-------- Entries --------

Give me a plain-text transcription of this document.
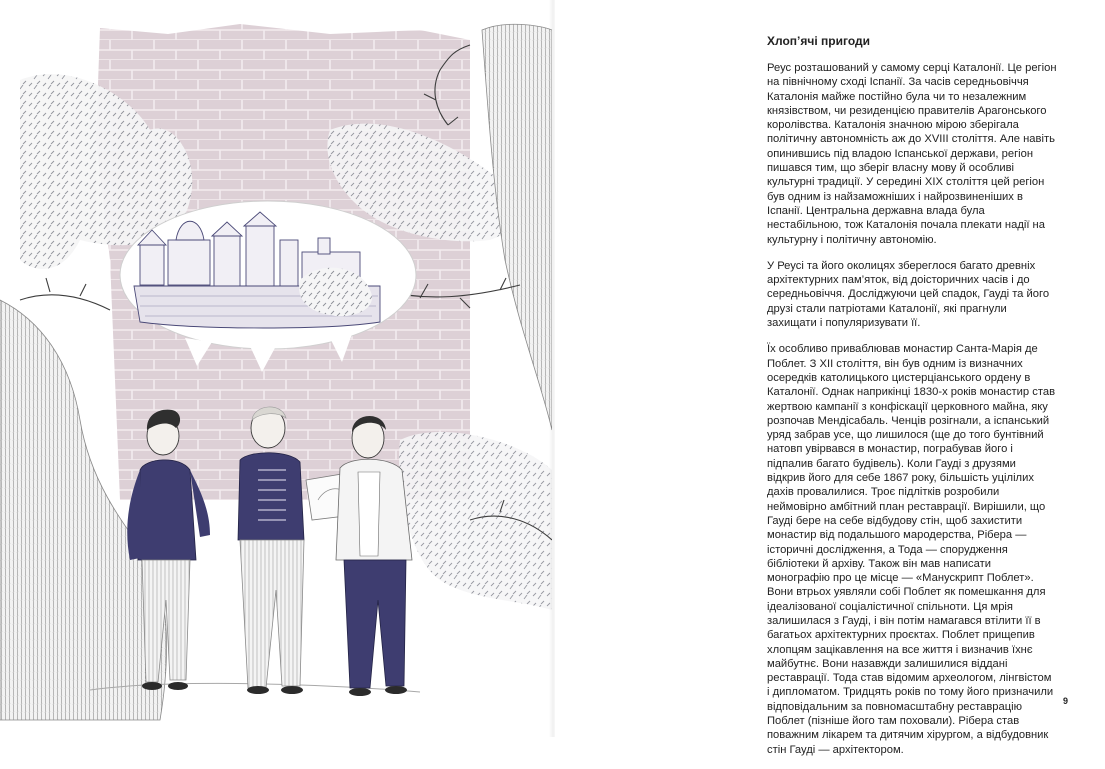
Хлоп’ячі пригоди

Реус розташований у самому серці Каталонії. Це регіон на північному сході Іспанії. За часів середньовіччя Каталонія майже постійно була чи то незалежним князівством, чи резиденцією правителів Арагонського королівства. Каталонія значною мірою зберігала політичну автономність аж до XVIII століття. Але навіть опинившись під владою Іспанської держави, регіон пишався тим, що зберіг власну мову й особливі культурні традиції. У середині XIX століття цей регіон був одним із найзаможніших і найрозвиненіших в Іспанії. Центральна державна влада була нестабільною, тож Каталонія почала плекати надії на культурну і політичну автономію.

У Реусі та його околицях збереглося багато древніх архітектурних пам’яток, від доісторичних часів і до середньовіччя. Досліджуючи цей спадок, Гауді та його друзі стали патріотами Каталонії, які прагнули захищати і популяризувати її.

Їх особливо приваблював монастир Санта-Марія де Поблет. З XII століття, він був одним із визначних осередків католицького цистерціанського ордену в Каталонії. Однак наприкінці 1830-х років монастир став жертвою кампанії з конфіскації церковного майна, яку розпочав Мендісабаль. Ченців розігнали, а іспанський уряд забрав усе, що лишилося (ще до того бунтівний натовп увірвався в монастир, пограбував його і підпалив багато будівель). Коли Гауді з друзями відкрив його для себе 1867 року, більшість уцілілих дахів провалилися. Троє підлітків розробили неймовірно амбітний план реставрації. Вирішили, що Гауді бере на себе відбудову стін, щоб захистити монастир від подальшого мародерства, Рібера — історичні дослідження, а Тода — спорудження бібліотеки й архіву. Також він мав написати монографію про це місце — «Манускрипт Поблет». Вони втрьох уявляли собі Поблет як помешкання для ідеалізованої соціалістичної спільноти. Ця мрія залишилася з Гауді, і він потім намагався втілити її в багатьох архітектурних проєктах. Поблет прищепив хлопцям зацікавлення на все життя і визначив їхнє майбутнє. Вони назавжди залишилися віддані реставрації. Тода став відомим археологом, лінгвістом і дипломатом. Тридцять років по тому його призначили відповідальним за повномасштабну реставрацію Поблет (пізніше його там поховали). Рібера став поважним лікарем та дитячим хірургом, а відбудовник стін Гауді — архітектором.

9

--------
-------- Entries --------

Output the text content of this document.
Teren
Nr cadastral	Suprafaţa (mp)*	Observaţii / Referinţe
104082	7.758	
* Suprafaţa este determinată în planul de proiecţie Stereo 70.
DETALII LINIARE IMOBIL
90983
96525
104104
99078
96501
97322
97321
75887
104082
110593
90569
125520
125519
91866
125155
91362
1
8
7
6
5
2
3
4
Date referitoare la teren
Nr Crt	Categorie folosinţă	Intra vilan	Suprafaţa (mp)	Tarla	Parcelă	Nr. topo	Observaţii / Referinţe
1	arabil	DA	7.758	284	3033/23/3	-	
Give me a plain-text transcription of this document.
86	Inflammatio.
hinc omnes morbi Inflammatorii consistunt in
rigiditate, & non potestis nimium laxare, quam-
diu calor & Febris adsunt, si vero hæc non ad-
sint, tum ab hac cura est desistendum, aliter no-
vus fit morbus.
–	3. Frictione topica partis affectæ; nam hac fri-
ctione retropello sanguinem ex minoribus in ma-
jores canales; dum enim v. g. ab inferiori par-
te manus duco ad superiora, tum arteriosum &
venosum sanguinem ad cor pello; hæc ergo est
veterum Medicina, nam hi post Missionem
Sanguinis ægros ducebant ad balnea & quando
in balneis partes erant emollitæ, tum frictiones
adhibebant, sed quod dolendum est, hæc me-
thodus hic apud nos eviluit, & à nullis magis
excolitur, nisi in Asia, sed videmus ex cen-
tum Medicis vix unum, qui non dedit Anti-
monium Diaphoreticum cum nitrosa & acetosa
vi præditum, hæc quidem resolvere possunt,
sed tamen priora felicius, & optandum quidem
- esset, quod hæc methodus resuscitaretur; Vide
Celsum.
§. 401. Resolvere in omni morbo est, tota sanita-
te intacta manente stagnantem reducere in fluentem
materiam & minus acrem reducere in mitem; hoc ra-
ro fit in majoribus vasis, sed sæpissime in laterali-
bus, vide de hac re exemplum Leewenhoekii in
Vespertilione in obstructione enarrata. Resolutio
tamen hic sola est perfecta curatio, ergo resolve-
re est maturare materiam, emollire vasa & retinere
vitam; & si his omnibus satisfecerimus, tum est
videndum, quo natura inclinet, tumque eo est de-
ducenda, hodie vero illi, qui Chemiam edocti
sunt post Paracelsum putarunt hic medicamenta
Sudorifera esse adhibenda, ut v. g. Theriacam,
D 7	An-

--------
-------- Entries --------

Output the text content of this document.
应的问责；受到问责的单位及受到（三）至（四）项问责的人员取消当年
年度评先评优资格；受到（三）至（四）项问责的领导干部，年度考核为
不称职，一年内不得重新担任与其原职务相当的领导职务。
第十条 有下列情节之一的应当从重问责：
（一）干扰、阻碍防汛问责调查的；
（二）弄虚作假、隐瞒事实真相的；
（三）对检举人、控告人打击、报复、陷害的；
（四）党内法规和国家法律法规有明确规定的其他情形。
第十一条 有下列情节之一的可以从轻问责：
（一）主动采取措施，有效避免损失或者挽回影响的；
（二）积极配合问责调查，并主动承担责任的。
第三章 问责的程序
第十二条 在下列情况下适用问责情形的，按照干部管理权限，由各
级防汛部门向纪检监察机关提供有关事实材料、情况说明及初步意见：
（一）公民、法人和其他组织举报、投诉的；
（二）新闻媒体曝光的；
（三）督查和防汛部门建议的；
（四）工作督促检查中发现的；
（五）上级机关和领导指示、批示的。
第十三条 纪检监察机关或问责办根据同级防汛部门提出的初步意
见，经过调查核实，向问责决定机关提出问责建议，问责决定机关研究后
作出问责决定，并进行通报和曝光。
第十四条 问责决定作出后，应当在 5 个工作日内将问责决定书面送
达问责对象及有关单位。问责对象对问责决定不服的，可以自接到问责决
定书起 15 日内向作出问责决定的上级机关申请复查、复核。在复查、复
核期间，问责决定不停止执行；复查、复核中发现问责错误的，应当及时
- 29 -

--------

**Set problem**
Search the records for the word "quidem". Copy every line that has it.

**Task solution**
vi præditum, hæc quidem resolvere possunt,
sed tamen priora felicius, & optandum quidem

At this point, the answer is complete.